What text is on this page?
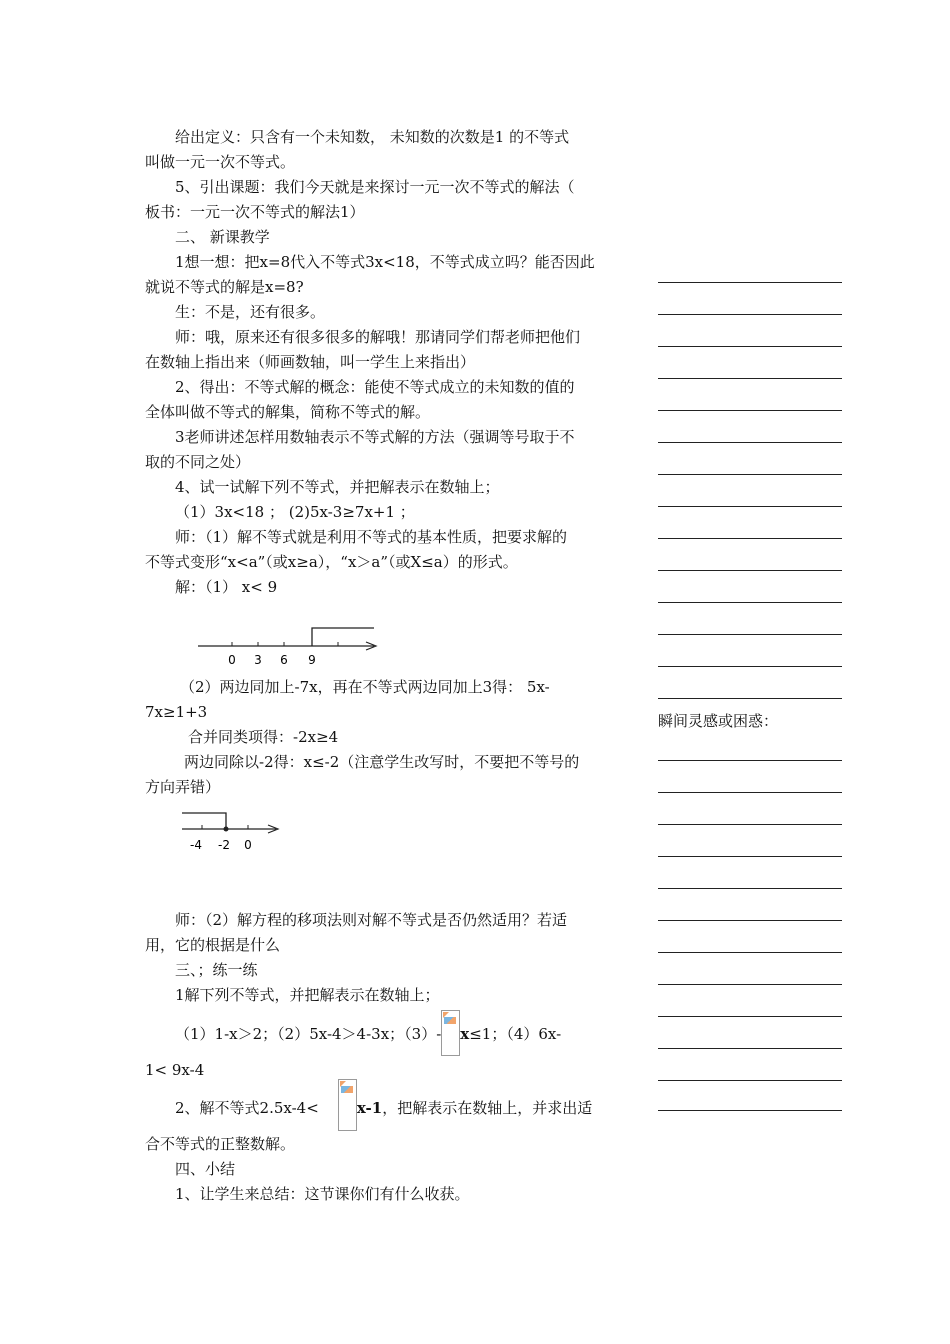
给出定义：只含有一个未知数， 未知数的次数是1 的不等式
叫做一元一次不等式。
5、引出课题：我们今天就是来探讨一元一次不等式的解法（
板书：一元一次不等式的解法1）
二、 新课教学
1想一想：把x=8代入不等式3x<18，不等式成立吗？能否因此
就说不等式的解是x=8?
生：不是，还有很多。
师：哦，原来还有很多很多的解哦！那请同学们帮老师把他们
在数轴上指出来（师画数轴，叫一学生上来指出）
2、得出：不等式解的概念：能使不等式成立的未知数的值的
全体叫做不等式的解集，简称不等式的解。
3老师讲述怎样用数轴表示不等式解的方法（强调等号取于不
取的不同之处）
4、试一试解下列不等式，并把解表示在数轴上；
（1）3x<18 ； (2)5x-3≥7x+1 ；
师：（1）解不等式就是利用不等式的基本性质，把要求解的
不等式变形“x<a”（或x≥a），“x＞a”（或X≤a）的形式。
解：（1） x< 9
0 3 6 9
（2）两边同加上-7x，再在不等式两边同加上3得： 5x-
7x≥1+3
合并同类项得：-2x≥4
两边同除以-2得：x≤-2（注意学生改写时，不要把不等号的
方向弄错）
-4 -2 0
师：（2）解方程的移项法则对解不等式是否仍然适用？若适
用，它的根据是什么
三、；练一练
1解下列不等式，并把解表示在数轴上；
（1）1-x＞2；（2）5x-4＞4-3x；（3）- x≤1；（4）6x-
1< 9x-4
2、解不等式2.5x-4<	x-1，把解表示在数轴上，并求出适
合不等式的正整数解。
四、小结
1、让学生来总结：这节课你们有什么收获。
瞬间灵感或困惑：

+ + + + + + +

Quote the preceding records in their entirety, excluding every picture.

What text is on this page?
给出定义：只含有一个未知数， 未知数的次数是1 的不等式
叫做一元一次不等式。
5、引出课题：我们今天就是来探讨一元一次不等式的解法（
板书：一元一次不等式的解法1）
二、 新课教学
1想一想：把x=8代入不等式3x<18，不等式成立吗？能否因此
就说不等式的解是x=8?
生：不是，还有很多。
师：哦，原来还有很多很多的解哦！那请同学们帮老师把他们
在数轴上指出来（师画数轴，叫一学生上来指出）
2、得出：不等式解的概念：能使不等式成立的未知数的值的
全体叫做不等式的解集，简称不等式的解。
3老师讲述怎样用数轴表示不等式解的方法（强调等号取于不
取的不同之处）
4、试一试解下列不等式，并把解表示在数轴上；
（1）3x<18 ； (2)5x-3≥7x+1 ；
师：（1）解不等式就是利用不等式的基本性质，把要求解的
不等式变形“x<a”（或x≥a），“x＞a”（或X≤a）的形式。
解：（1） x< 9
0 3 6 9
（2）两边同加上-7x，再在不等式两边同加上3得： 5x-
7x≥1+3
合并同类项得：-2x≥4
两边同除以-2得：x≤-2（注意学生改写时，不要把不等号的
方向弄错）
-4 -2 0
师：（2）解方程的移项法则对解不等式是否仍然适用？若适
用，它的根据是什么
三、；练一练
1解下列不等式，并把解表示在数轴上；
（1）1-x＞2；（2）5x-4＞4-3x；（3）- x≤1；（4）6x-
1< 9x-4
2、解不等式2.5x-4<	x-1，把解表示在数轴上，并求出适
合不等式的正整数解。
四、小结
1、让学生来总结：这节课你们有什么收获。
瞬间灵感或困惑：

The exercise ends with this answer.